(Saved data entries)
## Start

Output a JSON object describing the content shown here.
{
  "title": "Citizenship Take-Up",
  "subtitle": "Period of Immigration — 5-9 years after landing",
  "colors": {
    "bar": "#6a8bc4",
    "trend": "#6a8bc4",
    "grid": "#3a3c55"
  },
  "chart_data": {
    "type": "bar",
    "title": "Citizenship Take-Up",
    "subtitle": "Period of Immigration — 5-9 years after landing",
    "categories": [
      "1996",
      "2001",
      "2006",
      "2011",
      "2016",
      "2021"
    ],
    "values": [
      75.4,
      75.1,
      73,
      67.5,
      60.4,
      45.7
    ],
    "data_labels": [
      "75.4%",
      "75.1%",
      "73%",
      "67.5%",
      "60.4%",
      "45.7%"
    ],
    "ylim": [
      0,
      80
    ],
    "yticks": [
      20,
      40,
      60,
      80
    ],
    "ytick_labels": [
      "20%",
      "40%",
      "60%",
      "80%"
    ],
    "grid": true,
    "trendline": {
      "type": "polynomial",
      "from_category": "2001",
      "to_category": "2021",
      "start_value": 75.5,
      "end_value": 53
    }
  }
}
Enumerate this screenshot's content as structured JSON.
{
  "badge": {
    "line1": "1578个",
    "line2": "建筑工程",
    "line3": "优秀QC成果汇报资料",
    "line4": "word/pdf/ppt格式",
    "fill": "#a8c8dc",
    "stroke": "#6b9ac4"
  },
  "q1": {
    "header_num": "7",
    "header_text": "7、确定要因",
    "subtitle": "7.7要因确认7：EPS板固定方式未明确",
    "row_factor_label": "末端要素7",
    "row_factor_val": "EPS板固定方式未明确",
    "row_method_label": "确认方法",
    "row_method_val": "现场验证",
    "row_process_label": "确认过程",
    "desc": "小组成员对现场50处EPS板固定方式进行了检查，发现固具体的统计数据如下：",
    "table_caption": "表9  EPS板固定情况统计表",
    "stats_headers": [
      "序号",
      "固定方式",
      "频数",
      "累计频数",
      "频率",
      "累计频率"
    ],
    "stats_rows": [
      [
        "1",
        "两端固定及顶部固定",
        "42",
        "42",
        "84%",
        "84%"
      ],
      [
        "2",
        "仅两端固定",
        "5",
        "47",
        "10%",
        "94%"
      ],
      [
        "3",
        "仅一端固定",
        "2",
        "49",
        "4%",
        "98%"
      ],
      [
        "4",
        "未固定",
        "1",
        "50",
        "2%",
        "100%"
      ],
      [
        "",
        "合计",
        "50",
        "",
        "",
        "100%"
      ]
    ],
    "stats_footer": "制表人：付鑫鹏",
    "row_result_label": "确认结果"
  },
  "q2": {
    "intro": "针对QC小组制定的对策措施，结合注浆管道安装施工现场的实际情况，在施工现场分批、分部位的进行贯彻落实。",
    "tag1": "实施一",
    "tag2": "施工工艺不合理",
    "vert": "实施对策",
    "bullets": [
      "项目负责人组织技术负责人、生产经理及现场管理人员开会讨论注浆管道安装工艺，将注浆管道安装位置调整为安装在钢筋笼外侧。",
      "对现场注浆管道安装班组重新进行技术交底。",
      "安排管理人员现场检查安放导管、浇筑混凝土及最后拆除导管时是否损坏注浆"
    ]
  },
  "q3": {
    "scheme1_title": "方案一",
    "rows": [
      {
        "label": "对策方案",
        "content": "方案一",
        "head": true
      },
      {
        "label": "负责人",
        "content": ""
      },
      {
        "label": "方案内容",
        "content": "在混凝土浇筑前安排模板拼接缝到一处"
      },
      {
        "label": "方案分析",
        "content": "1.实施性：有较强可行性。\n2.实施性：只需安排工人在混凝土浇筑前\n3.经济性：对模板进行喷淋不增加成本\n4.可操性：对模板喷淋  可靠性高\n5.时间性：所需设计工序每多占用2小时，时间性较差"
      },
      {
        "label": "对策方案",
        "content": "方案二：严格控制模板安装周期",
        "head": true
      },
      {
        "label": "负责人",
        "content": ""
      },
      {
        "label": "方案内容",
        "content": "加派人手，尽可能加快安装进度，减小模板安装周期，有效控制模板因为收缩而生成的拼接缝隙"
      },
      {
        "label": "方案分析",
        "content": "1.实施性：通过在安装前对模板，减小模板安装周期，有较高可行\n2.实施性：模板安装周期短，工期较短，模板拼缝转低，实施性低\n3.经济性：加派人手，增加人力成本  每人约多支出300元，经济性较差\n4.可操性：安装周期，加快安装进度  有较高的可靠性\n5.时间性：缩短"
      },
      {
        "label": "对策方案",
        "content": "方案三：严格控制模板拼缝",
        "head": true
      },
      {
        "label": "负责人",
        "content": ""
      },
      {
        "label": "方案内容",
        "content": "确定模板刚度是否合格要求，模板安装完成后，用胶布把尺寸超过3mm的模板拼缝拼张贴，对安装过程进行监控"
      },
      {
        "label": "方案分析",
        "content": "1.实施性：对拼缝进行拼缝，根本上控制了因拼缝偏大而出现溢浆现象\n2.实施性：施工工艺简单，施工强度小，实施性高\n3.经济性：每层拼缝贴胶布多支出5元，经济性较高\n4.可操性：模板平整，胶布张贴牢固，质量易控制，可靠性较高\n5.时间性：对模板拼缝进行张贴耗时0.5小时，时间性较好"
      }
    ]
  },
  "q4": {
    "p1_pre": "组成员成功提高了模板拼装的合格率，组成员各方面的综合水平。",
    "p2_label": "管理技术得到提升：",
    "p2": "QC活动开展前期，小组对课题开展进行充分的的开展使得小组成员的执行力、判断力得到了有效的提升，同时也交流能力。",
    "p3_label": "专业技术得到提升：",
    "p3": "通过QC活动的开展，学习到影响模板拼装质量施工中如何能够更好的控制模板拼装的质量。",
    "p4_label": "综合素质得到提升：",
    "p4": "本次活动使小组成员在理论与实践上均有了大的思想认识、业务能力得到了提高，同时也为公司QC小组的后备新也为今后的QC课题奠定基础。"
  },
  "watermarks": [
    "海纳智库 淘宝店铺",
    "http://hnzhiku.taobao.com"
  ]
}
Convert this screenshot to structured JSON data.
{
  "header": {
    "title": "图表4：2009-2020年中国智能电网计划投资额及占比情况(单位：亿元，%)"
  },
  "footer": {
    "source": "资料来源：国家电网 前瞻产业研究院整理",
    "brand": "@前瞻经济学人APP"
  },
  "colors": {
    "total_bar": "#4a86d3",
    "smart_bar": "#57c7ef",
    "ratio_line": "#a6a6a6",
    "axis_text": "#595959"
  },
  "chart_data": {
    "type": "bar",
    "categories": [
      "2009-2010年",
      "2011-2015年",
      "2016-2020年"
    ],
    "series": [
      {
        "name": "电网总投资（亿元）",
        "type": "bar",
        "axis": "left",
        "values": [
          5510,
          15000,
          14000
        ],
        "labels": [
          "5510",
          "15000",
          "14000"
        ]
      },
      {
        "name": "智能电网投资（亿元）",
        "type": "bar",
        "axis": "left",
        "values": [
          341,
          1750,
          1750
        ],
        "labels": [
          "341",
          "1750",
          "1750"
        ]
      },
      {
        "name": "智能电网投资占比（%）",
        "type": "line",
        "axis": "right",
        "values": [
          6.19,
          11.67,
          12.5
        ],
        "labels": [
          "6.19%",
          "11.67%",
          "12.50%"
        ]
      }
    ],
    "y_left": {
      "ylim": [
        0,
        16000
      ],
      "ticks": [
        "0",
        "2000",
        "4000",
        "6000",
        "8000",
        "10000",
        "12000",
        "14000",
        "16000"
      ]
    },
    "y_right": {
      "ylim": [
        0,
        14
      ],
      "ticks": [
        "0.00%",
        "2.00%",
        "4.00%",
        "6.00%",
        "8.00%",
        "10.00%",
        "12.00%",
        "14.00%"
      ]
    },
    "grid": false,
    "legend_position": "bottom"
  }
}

## End
## Start

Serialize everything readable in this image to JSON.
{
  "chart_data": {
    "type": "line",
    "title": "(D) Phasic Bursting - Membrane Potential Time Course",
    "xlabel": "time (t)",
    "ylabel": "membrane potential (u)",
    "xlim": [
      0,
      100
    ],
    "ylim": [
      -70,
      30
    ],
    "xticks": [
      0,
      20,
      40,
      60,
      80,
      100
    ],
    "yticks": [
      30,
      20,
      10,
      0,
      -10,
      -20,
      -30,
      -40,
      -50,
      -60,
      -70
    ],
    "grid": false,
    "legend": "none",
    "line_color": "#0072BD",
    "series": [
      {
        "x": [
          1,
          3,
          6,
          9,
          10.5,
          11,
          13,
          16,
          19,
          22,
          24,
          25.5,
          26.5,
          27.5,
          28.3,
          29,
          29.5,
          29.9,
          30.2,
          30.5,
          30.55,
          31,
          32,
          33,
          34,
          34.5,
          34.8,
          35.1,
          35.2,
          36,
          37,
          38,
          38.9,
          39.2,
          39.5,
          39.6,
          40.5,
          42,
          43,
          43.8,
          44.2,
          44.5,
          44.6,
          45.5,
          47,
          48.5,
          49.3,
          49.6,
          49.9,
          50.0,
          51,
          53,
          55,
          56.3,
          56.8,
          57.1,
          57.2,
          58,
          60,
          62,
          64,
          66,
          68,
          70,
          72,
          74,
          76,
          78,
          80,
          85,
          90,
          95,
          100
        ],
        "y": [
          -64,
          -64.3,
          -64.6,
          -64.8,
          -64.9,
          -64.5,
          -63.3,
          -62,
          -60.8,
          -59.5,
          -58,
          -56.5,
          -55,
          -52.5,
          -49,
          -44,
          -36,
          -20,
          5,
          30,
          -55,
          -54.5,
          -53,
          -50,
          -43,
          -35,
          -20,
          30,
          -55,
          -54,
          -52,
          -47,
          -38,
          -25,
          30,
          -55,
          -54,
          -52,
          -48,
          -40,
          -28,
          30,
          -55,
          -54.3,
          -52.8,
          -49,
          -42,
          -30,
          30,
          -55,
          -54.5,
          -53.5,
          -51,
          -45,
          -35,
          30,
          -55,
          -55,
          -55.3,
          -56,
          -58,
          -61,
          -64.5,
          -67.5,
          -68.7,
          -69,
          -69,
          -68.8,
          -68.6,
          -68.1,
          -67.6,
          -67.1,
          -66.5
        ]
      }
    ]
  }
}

## End
## Start

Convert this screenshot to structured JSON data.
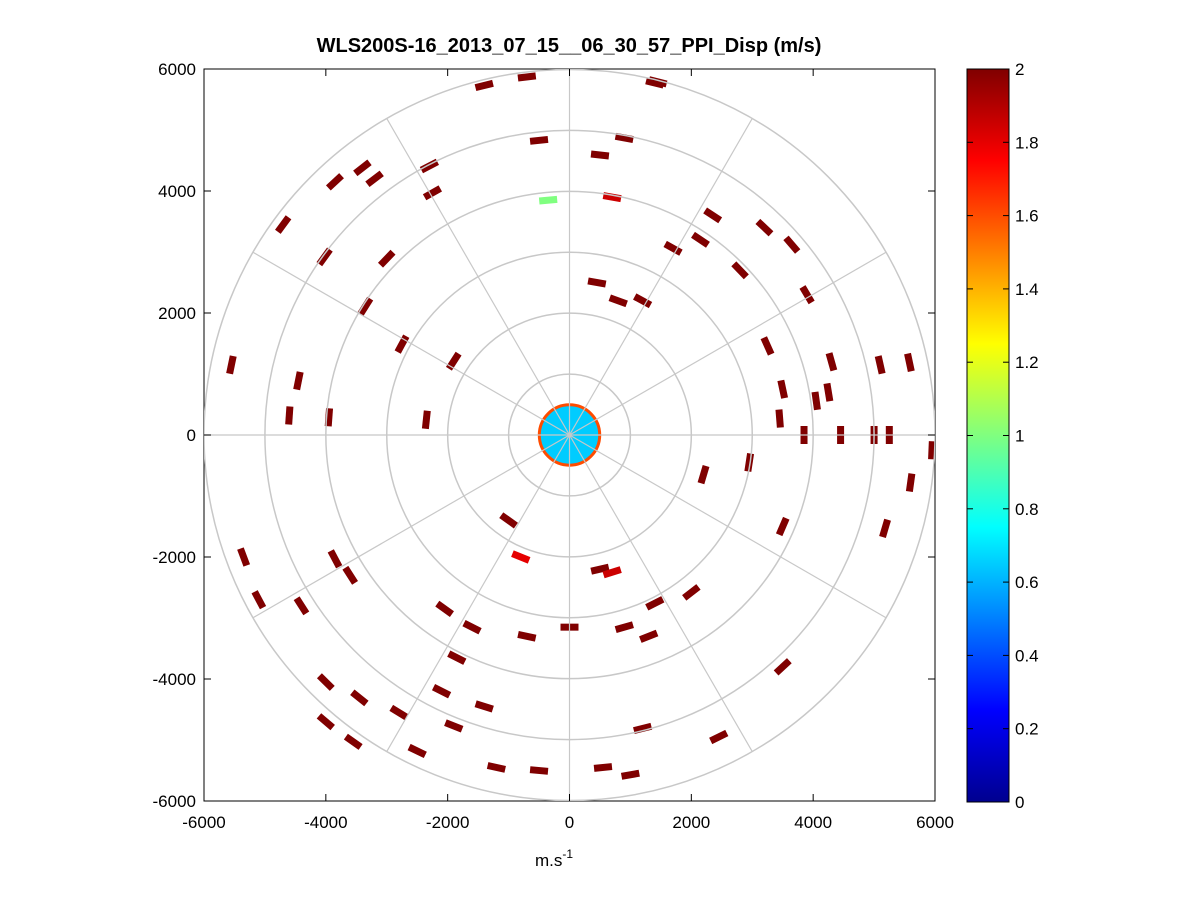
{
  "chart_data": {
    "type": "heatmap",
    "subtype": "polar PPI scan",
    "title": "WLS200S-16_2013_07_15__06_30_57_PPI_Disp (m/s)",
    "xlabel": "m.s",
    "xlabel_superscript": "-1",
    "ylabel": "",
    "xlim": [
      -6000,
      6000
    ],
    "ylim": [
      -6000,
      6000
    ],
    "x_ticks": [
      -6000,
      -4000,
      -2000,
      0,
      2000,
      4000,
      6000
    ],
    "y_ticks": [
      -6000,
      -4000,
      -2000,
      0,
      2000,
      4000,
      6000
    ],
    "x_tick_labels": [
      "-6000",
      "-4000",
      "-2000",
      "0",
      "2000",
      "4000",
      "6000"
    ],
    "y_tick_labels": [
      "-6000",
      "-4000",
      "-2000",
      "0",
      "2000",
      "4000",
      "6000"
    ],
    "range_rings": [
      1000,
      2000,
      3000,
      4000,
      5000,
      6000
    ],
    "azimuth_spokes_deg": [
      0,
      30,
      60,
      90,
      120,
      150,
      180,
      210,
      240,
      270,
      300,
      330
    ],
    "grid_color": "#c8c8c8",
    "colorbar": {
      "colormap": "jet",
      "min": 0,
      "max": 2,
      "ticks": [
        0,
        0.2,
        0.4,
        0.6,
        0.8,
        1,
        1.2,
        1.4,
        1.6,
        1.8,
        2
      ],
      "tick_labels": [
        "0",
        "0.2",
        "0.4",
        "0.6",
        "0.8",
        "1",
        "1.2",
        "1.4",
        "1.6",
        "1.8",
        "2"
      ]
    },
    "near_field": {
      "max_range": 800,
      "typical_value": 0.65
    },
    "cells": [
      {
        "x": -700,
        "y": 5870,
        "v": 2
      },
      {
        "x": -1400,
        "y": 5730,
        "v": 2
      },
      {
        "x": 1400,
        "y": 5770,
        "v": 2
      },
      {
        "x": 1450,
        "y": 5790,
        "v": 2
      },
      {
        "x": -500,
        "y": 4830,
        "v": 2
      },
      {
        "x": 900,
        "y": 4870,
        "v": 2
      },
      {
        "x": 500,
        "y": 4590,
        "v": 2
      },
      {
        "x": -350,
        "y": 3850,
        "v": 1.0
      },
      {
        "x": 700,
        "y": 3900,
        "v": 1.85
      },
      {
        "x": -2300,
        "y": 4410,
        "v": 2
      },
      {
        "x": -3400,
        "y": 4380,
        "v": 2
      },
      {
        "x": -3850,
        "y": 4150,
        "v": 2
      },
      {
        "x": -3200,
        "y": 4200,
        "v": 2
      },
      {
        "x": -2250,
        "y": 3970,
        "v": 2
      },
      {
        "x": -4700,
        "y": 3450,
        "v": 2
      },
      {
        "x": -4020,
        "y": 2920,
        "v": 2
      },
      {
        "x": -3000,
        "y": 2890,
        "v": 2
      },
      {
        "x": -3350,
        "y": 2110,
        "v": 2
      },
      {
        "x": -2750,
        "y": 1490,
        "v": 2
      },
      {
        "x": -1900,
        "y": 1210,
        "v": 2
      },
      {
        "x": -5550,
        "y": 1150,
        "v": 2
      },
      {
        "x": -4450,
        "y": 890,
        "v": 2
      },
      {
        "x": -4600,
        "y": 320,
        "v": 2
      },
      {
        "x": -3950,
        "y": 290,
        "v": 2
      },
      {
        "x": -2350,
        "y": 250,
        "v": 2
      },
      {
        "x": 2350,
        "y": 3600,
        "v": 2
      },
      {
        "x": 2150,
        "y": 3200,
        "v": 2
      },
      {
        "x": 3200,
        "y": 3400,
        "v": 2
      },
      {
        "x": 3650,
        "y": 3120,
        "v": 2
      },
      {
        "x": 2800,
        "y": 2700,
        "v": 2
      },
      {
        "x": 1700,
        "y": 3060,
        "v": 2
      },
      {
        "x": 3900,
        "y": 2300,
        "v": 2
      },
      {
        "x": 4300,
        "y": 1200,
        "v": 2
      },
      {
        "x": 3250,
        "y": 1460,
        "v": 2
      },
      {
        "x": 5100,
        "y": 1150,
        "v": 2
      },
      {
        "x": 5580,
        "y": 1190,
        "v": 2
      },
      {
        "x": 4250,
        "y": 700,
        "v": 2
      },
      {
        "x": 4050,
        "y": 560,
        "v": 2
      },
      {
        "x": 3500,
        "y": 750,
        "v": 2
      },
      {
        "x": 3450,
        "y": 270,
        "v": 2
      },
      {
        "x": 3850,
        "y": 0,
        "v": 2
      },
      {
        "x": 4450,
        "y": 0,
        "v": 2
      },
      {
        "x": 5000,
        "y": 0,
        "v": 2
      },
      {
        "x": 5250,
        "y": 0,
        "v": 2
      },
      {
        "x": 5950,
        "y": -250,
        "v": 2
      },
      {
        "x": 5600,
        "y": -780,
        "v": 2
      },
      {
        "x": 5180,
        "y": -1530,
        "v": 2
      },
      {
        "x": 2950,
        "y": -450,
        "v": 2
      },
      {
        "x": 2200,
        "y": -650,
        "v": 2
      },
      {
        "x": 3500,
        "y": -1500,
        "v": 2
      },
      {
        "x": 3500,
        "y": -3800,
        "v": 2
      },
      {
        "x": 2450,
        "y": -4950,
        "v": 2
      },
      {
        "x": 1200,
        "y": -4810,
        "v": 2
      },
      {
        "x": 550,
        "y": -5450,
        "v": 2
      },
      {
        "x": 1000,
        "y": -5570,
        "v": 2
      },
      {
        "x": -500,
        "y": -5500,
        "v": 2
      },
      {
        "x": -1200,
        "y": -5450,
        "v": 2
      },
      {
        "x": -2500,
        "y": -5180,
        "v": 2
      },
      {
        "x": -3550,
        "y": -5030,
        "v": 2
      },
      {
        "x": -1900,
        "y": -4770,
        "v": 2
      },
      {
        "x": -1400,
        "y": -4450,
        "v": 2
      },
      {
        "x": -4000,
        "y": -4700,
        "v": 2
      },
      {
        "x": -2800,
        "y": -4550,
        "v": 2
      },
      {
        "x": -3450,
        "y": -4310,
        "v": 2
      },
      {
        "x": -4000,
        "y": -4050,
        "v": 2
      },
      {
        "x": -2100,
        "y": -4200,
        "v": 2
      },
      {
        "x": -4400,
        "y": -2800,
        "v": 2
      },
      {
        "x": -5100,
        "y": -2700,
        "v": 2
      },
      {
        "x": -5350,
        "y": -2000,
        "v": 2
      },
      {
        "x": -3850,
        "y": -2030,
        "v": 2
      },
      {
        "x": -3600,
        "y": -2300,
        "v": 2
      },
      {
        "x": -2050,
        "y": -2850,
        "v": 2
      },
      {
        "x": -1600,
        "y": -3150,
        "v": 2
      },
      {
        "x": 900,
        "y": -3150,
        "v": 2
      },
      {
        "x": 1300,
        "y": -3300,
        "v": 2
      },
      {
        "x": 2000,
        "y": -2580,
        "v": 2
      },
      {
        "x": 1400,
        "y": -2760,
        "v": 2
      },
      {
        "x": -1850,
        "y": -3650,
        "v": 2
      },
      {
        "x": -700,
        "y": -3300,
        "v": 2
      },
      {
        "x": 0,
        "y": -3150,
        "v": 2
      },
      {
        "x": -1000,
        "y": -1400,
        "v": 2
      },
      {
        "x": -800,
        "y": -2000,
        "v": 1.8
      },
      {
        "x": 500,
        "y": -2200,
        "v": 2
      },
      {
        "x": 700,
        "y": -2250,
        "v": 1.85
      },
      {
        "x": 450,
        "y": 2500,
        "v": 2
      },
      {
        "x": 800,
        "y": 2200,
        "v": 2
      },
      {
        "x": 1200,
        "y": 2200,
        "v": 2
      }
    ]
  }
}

## End

▶ [To do]
Filter the data, keeping only the lines that contain "Take".

▶ [Solution for this problem]
  "title": "Citizenship Take-Up",
    "title": "Citizenship Take-Up",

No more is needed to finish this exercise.